Consegna 1
Riassumi in due frasi il testo sugli eventi avversi immuno-relati.
Consegna 2
Scrivi il seguito del testo sugli eventi avversi immuno-relati, riprendendo dopo la sua ultima frase.

Testo da analizzare
▼▼▼

Sono stati inclusi nell’analisi 150 pazienti.
Di questi, 32 (pari al 21.3%) hanno sviluppato eventi avversi immuno-relati, di qualsiasi severità. Il tempo mediano all’insorgenza dell’evento avverso rispetto all’inizio del trattamento è risultato pari a 111 giorni, quindi quasi 4 mesi. Nella maggior parte dei casi, si trattava di eventi avversi endocrinologici o dermatologici. Nove pazienti, pari al 6.0%, hanno sviluppato eventi avversi severi (di grado 3 o di grado 4).
La sopravvivenza libera da progressione mediana è stata pari a 273 giorni nel gruppo di pazienti nei quali si erano verificati eventi avversi e 189 giorni nel gruppo di pazienti nei quali non si erano verificati (p=0.055).
La sopravvivenza globale mediana non è stata raggiunta nel gruppo di pazienti nei quali si erano verificati eventi avversi, e pari a 458 giorni nel gruppo di pazienti nei quali non si erano verificati (p=0.036).
Considerando gli eventi avversi di grado 1 e 2, la loro insorgenza è risultata significativamente associata a una più lunga sopravvivenza libera da progressione (p=0.014) e una più lunga sopravvivenza globale (p=0.003), rispetto ai pazienti senza eventi avversi e a quelli con eventi avversi severi.

▲▲▲

Dati riportati

▼▼▼

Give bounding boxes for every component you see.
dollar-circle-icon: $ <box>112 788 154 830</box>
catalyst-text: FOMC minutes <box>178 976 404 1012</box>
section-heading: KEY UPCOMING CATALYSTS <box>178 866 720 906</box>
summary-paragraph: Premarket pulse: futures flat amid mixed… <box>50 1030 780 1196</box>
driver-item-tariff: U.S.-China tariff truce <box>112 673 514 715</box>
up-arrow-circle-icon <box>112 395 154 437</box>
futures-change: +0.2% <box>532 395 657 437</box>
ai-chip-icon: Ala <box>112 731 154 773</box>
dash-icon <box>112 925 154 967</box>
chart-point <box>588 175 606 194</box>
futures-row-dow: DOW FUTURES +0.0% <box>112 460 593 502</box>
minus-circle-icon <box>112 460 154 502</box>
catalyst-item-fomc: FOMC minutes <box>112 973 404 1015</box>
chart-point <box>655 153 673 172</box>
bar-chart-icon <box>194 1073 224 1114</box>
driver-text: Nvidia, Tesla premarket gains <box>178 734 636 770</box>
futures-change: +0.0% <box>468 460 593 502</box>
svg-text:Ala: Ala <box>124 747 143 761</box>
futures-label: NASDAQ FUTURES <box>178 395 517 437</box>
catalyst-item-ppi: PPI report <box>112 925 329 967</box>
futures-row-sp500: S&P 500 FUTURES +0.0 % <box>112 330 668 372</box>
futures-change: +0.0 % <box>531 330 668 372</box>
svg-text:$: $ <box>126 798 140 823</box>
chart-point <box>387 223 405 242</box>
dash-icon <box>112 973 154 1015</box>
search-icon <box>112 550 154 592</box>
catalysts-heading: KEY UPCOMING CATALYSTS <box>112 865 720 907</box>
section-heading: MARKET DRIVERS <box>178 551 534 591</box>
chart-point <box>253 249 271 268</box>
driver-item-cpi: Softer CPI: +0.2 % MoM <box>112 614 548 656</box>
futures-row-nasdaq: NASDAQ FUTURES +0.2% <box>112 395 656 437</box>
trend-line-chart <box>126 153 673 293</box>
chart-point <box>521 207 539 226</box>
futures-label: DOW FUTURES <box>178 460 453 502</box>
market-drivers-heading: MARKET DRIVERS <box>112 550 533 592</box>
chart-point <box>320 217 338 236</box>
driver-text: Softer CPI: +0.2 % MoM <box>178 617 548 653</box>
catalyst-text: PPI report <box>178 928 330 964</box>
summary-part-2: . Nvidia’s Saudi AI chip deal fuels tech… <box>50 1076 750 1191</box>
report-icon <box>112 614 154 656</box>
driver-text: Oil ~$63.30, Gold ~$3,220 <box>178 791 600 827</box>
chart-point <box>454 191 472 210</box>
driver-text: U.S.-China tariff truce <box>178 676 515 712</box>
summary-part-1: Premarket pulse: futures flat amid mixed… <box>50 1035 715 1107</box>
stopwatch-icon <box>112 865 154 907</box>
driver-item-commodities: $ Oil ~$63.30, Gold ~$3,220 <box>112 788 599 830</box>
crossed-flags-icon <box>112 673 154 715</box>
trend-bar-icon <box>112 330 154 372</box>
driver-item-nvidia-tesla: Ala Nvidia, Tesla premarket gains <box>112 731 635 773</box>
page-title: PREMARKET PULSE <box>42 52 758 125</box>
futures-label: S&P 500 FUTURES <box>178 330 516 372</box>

▲▲▲

Spazio risposta 1
Su 150 pazienti analizzati, 32 (pari al 21.3%) hanno sviluppato eventi avversi immuno-relati, per lo più endocrinologici o dermatologici, e nove (pari al 6.0%) eventi avversi severi di grado 3 o 4. La sopravvivenza globale mediana non è stata raggiunta nei pazienti con eventi avversi ed è stata di 458 giorni negli altri (p=0.036), mentre gli eventi di grado 1 e 2 sono risultati significativamente associati a una sopravvivenza libera da progressione e a una sopravvivenza globale più lunghe.

Spazio risposta 2
All’analisi multivariata, l’insorgenza di eventi avversi di grado 1 e 2 è risultata significativamente associata a un miglior outcome (rispetto a chi non aveva avuto tossicità o aveva avuto un evento avverso severo), sia in termini di sopravvivenza libera da progressione (hazard ratio 0.339; intervallo di confidenza al 95% 0.166 - 0.691; p=0.003) sia in termini di sopravvivenza globale (hazard ratio 0.086; intervallo di confidenza al 95% 0.012 - 0.641; p=0.017).
L’analisi landmark ha prodotto risultati simili.
Sulla base dei risultati sopra sintetizzati, gli autori concludono che, in una popolazione di pazienti affetti da epatocarcinoma avanzato trattati nel real world con la combinazione di atezolizumab e bevacizumab, l’insorgenza di eventi avversi immuno-relati di grado lieve 1 -2 è risultata fortemente associata a un miglior outcome, sia in termini di sopravvivenza libera da progressione che di sopravvivenza globale.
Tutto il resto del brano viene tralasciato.